_Instruction_.
Reproduce the material below with "thumb-down-icon" swapped for "dislike-icon" throughout, leaving all else unchanged and omitting the pictures.

_Task data_.
-*-*-

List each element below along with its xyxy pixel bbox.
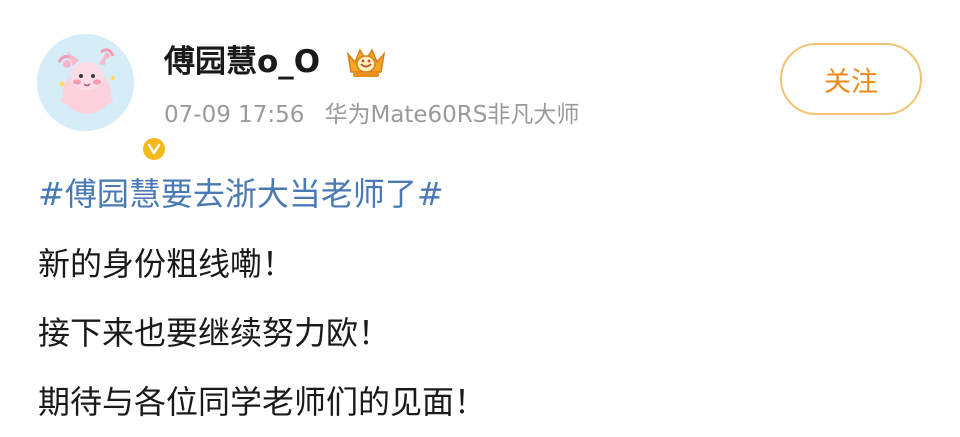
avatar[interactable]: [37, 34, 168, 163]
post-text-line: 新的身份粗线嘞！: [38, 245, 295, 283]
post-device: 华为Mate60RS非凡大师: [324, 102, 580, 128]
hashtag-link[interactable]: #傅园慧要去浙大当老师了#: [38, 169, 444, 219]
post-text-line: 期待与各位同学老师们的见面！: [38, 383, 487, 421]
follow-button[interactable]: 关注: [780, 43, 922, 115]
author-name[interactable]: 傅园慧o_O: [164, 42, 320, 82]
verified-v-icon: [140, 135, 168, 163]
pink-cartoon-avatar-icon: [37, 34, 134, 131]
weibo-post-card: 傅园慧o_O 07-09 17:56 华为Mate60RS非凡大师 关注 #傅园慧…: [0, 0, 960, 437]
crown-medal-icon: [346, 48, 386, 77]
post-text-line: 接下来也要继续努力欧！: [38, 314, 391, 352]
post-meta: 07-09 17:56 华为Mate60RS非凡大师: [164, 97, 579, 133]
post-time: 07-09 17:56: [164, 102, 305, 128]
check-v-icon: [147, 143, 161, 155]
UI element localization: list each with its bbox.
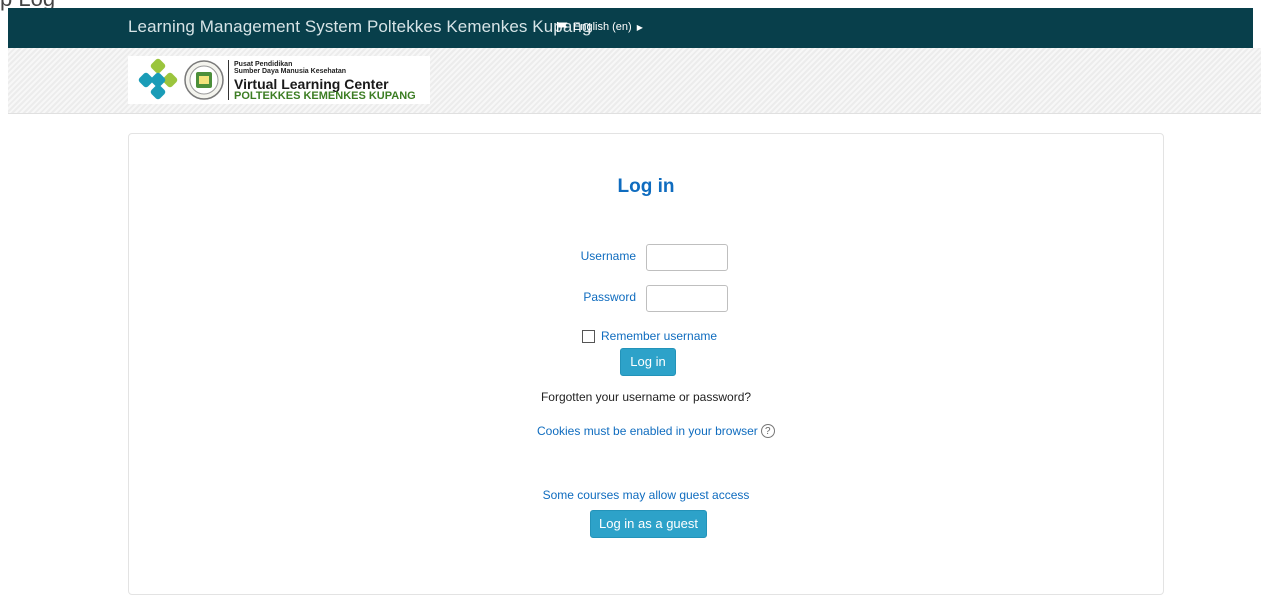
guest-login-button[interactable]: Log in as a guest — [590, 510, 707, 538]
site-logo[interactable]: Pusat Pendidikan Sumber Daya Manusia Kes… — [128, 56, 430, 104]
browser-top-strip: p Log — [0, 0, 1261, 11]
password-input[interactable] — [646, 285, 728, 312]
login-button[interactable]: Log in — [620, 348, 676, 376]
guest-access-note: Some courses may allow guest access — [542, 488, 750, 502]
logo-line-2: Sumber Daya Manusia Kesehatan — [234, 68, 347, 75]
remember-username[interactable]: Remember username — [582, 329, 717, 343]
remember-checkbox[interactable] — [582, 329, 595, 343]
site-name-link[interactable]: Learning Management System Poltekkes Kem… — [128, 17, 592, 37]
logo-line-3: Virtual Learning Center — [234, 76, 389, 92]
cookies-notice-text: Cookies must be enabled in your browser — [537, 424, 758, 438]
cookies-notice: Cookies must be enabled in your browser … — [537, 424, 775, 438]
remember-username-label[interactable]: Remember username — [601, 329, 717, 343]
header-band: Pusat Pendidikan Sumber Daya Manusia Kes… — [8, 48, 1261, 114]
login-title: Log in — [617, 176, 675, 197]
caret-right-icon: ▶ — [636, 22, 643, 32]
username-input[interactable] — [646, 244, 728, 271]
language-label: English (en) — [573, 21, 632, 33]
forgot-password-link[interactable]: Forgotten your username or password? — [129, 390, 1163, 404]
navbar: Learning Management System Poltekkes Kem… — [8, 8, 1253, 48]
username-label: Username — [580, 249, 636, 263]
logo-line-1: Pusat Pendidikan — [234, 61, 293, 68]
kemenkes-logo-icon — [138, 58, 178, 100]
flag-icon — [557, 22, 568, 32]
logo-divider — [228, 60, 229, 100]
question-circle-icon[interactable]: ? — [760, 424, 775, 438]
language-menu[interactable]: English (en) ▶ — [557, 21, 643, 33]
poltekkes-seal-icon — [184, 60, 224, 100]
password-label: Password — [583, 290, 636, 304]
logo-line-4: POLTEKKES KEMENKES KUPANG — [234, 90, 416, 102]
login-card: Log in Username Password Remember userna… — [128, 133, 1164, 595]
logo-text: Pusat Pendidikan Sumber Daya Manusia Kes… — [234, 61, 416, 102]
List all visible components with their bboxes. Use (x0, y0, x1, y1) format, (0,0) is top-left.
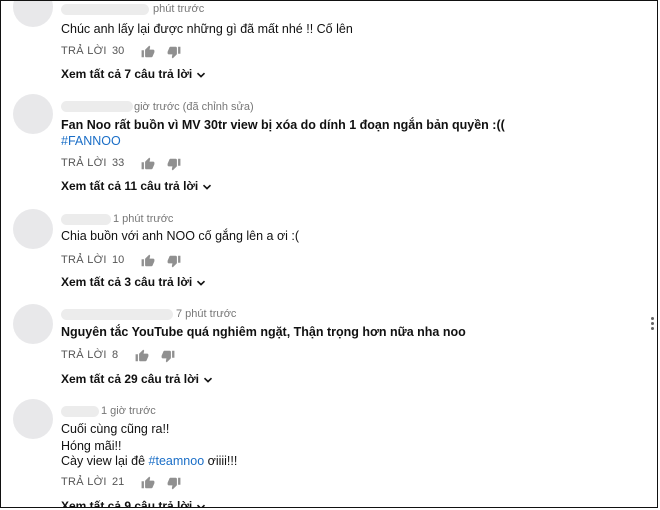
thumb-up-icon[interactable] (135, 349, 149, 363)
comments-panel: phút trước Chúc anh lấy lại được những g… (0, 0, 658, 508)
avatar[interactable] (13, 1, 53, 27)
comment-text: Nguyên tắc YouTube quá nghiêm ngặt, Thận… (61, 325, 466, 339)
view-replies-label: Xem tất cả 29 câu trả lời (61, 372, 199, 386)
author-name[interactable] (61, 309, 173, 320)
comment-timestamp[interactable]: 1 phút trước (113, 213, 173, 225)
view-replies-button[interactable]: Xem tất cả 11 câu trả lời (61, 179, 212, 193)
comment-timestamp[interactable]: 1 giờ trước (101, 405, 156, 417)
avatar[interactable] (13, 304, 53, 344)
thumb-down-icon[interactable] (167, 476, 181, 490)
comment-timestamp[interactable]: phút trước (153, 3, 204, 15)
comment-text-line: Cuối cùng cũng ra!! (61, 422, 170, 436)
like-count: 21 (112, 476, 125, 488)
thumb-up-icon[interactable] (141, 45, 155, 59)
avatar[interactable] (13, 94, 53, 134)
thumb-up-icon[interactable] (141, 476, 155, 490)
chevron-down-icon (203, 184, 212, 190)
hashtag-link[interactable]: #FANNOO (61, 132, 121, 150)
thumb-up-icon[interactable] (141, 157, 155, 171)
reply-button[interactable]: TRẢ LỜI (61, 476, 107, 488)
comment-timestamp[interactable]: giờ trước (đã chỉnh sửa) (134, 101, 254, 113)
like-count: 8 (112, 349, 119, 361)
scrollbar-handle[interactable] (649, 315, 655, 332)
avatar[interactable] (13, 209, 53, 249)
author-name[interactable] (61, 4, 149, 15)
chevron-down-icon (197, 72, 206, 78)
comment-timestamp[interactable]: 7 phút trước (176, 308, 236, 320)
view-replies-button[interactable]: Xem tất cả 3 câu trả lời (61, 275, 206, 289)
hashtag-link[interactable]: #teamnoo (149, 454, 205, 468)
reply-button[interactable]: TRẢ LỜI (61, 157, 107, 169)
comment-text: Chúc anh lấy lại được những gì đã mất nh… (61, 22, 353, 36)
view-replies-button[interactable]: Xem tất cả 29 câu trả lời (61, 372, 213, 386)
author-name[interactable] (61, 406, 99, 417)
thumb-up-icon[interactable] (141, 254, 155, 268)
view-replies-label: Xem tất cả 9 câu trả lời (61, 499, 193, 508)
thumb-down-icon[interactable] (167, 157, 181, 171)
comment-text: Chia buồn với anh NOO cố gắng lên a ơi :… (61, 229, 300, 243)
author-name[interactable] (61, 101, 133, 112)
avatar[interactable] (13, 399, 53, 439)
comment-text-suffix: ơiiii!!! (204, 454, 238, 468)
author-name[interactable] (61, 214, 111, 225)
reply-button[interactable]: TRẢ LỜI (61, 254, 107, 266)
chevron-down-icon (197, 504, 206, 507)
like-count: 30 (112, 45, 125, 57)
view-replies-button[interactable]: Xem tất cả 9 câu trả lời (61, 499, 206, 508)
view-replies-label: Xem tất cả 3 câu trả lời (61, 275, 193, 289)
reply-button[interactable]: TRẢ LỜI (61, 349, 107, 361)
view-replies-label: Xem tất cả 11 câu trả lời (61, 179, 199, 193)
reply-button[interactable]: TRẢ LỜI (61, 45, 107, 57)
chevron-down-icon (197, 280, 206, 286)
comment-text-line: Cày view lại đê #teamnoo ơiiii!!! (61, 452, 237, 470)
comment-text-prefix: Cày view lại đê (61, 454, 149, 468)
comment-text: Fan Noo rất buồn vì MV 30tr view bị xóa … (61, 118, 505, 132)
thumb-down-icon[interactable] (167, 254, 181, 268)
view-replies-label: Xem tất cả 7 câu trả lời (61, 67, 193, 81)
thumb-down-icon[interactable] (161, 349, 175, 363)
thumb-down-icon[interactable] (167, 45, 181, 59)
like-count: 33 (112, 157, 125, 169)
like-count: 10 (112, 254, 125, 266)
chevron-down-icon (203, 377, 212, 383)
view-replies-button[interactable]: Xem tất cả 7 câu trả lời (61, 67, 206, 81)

-*-*-

_Task answer_.
List each element below along with its xyxy pixel bbox.
avatar[interactable]: [37, 34, 168, 163]
post-text-line: 新的身份粗线嘞！: [38, 245, 295, 283]
post-device: 华为Mate60RS非凡大师: [324, 102, 580, 128]
hashtag-link[interactable]: #傅园慧要去浙大当老师了#: [38, 169, 444, 219]
post-text-line: 期待与各位同学老师们的见面！: [38, 383, 487, 421]
follow-button[interactable]: 关注: [780, 43, 922, 115]
author-name[interactable]: 傅园慧o_O: [164, 42, 320, 82]
verified-v-icon: [140, 135, 168, 163]
pink-cartoon-avatar-icon: [37, 34, 134, 131]
weibo-post-card: 傅园慧o_O 07-09 17:56 华为Mate60RS非凡大师 关注 #傅园慧…: [0, 0, 960, 437]
crown-medal-icon: [346, 48, 386, 77]
post-text-line: 接下来也要继续努力欧！: [38, 314, 391, 352]
post-meta: 07-09 17:56 华为Mate60RS非凡大师: [164, 97, 579, 133]
post-time: 07-09 17:56: [164, 102, 305, 128]
check-v-icon: [147, 143, 161, 155]
UI element localization: list each with its bbox.
guest-login-button[interactable]: Log in as a guest — [590, 510, 707, 538]
site-logo[interactable]: Pusat Pendidikan Sumber Daya Manusia Kes… — [128, 56, 430, 104]
browser-top-strip: p Log — [0, 0, 1261, 11]
password-input[interactable] — [646, 285, 728, 312]
login-button[interactable]: Log in — [620, 348, 676, 376]
guest-access-note: Some courses may allow guest access — [542, 488, 750, 502]
logo-line-2: Sumber Daya Manusia Kesehatan — [234, 68, 347, 75]
remember-username[interactable]: Remember username — [582, 329, 717, 343]
remember-checkbox[interactable] — [582, 329, 595, 343]
site-name-link[interactable]: Learning Management System Poltekkes Kem… — [128, 17, 592, 37]
logo-line-3: Virtual Learning Center — [234, 76, 389, 92]
cookies-notice-text: Cookies must be enabled in your browser — [537, 424, 758, 438]
cookies-notice: Cookies must be enabled in your browser … — [537, 424, 775, 438]
remember-username-label[interactable]: Remember username — [601, 329, 717, 343]
header-band: Pusat Pendidikan Sumber Daya Manusia Kes… — [8, 48, 1261, 114]
login-title: Log in — [617, 176, 675, 197]
caret-right-icon: ▶ — [636, 22, 643, 32]
username-input[interactable] — [646, 244, 728, 271]
language-label: English (en) — [573, 21, 632, 33]
forgot-password-link[interactable]: Forgotten your username or password? — [129, 390, 1163, 404]
navbar: Learning Management System Poltekkes Kem… — [8, 8, 1253, 48]
username-label: Username — [580, 249, 636, 263]
logo-line-1: Pusat Pendidikan — [234, 61, 293, 68]
kemenkes-logo-icon — [138, 58, 178, 100]
flag-icon — [557, 22, 568, 32]
logo-divider — [228, 60, 229, 100]
question-circle-icon[interactable]: ? — [760, 424, 775, 438]
language-menu[interactable]: English (en) ▶ — [557, 21, 643, 33]
poltekkes-seal-icon — [184, 60, 224, 100]
password-label: Password — [583, 290, 636, 304]
logo-line-4: POLTEKKES KEMENKES KUPANG — [234, 90, 416, 102]
login-card: Log in Username Password Remember userna… — [128, 133, 1164, 595]
logo-text: Pusat Pendidikan Sumber Daya Manusia Kes… — [234, 61, 416, 102]
List all visible components with their bboxes. Use (x0, y0, x1, y1) format, (0,0) is top-left.
thumb-up-icon[interactable] (135, 349, 149, 363)
comments-panel: phút trước Chúc anh lấy lại được những g… (0, 0, 658, 508)
avatar[interactable] (13, 1, 53, 27)
comment-text: Nguyên tắc YouTube quá nghiêm ngặt, Thận… (61, 325, 466, 339)
view-replies-label: Xem tất cả 29 câu trả lời (61, 372, 199, 386)
author-name[interactable] (61, 309, 173, 320)
comment-timestamp[interactable]: 1 phút trước (113, 213, 173, 225)
view-replies-button[interactable]: Xem tất cả 11 câu trả lời (61, 179, 212, 193)
comment-timestamp[interactable]: 1 giờ trước (101, 405, 156, 417)
avatar[interactable] (13, 304, 53, 344)
dislike-icon[interactable] (167, 476, 181, 490)
comment-timestamp[interactable]: phút trước (153, 3, 204, 15)
comment-text-line: Cuối cùng cũng ra!! (61, 422, 170, 436)
like-count: 21 (112, 476, 125, 488)
thumb-up-icon[interactable] (141, 45, 155, 59)
avatar[interactable] (13, 94, 53, 134)
thumb-up-icon[interactable] (141, 476, 155, 490)
chevron-down-icon (203, 184, 212, 190)
hashtag-link[interactable]: #FANNOO (61, 132, 121, 150)
thumb-up-icon[interactable] (141, 157, 155, 171)
reply-button[interactable]: TRẢ LỜI (61, 476, 107, 488)
comment-timestamp[interactable]: giờ trước (đã chỉnh sửa) (134, 101, 254, 113)
like-count: 8 (112, 349, 119, 361)
scrollbar-handle[interactable] (649, 315, 655, 332)
avatar[interactable] (13, 209, 53, 249)
author-name[interactable] (61, 4, 149, 15)
chevron-down-icon (197, 72, 206, 78)
comment-timestamp[interactable]: 7 phút trước (176, 308, 236, 320)
view-replies-button[interactable]: Xem tất cả 3 câu trả lời (61, 275, 206, 289)
hashtag-link[interactable]: #teamnoo (149, 454, 205, 468)
reply-button[interactable]: TRẢ LỜI (61, 157, 107, 169)
comment-text: Chúc anh lấy lại được những gì đã mất nh… (61, 22, 353, 36)
view-replies-button[interactable]: Xem tất cả 29 câu trả lời (61, 372, 213, 386)
author-name[interactable] (61, 406, 99, 417)
thumb-up-icon[interactable] (141, 254, 155, 268)
view-replies-label: Xem tất cả 9 câu trả lời (61, 499, 193, 508)
dislike-icon[interactable] (167, 157, 181, 171)
comment-text: Chia buồn với anh NOO cố gắng lên a ơi :… (61, 229, 300, 243)
author-name[interactable] (61, 101, 133, 112)
avatar[interactable] (13, 399, 53, 439)
comment-text-suffix: ơiiii!!! (204, 454, 238, 468)
author-name[interactable] (61, 214, 111, 225)
reply-button[interactable]: TRẢ LỜI (61, 254, 107, 266)
chevron-down-icon (197, 504, 206, 507)
like-count: 30 (112, 45, 125, 57)
view-replies-button[interactable]: Xem tất cả 9 câu trả lời (61, 499, 206, 508)
view-replies-label: Xem tất cả 3 câu trả lời (61, 275, 193, 289)
reply-button[interactable]: TRẢ LỜI (61, 349, 107, 361)
view-replies-label: Xem tất cả 11 câu trả lời (61, 179, 199, 193)
reply-button[interactable]: TRẢ LỜI (61, 45, 107, 57)
chevron-down-icon (197, 280, 206, 286)
comment-text-line: Cày view lại đê #teamnoo ơiiii!!! (61, 452, 237, 470)
comment-text-prefix: Cày view lại đê (61, 454, 149, 468)
comment-text: Fan Noo rất buồn vì MV 30tr view bị xóa … (61, 118, 505, 132)
dislike-icon[interactable] (167, 254, 181, 268)
view-replies-label: Xem tất cả 7 câu trả lời (61, 67, 193, 81)
dislike-icon[interactable] (161, 349, 175, 363)
dislike-icon[interactable] (167, 45, 181, 59)
like-count: 33 (112, 157, 125, 169)
like-count: 10 (112, 254, 125, 266)
chevron-down-icon (203, 377, 212, 383)
view-replies-button[interactable]: Xem tất cả 7 câu trả lời (61, 67, 206, 81)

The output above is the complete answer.